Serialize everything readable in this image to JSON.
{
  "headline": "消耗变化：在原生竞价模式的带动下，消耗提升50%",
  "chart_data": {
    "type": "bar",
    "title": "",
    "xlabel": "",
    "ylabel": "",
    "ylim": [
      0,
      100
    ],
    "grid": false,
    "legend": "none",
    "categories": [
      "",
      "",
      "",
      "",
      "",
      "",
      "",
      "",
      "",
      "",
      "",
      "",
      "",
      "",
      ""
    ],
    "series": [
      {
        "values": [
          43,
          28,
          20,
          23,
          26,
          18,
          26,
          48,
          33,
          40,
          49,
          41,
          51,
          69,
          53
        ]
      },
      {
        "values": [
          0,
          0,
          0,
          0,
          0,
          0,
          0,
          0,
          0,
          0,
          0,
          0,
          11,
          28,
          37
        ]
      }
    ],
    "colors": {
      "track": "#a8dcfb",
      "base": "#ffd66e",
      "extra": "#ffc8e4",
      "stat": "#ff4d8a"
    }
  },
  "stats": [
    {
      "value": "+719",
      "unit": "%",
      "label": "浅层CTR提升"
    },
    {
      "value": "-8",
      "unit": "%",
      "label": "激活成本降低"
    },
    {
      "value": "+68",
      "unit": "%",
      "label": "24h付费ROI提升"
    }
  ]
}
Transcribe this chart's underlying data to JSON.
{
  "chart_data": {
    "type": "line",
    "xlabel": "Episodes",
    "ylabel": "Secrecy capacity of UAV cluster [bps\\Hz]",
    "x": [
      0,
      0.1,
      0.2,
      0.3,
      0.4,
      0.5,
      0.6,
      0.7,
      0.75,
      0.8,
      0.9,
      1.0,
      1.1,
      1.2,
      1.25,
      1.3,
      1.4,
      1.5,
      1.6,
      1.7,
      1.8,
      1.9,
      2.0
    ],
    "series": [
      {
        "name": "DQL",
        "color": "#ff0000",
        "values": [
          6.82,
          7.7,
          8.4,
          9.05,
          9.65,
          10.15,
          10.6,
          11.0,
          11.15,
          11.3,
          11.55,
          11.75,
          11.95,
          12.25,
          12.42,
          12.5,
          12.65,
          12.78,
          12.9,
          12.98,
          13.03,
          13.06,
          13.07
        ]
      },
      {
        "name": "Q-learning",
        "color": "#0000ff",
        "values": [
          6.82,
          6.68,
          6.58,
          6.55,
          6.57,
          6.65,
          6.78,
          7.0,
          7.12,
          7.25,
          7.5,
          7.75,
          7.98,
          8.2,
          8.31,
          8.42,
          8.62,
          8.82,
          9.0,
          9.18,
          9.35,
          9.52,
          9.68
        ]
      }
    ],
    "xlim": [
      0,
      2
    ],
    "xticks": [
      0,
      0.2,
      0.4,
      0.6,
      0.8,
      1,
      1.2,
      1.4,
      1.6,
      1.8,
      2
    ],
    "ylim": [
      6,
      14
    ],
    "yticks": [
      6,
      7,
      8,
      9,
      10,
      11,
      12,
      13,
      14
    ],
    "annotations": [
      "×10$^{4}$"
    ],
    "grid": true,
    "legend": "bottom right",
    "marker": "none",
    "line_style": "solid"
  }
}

::::::::

Filter the entries and copy out every line with the word "ylabel".

The answer:
    "ylabel": "",
    "ylabel": "Secrecy capacity of UAV cluster [bps\\Hz]",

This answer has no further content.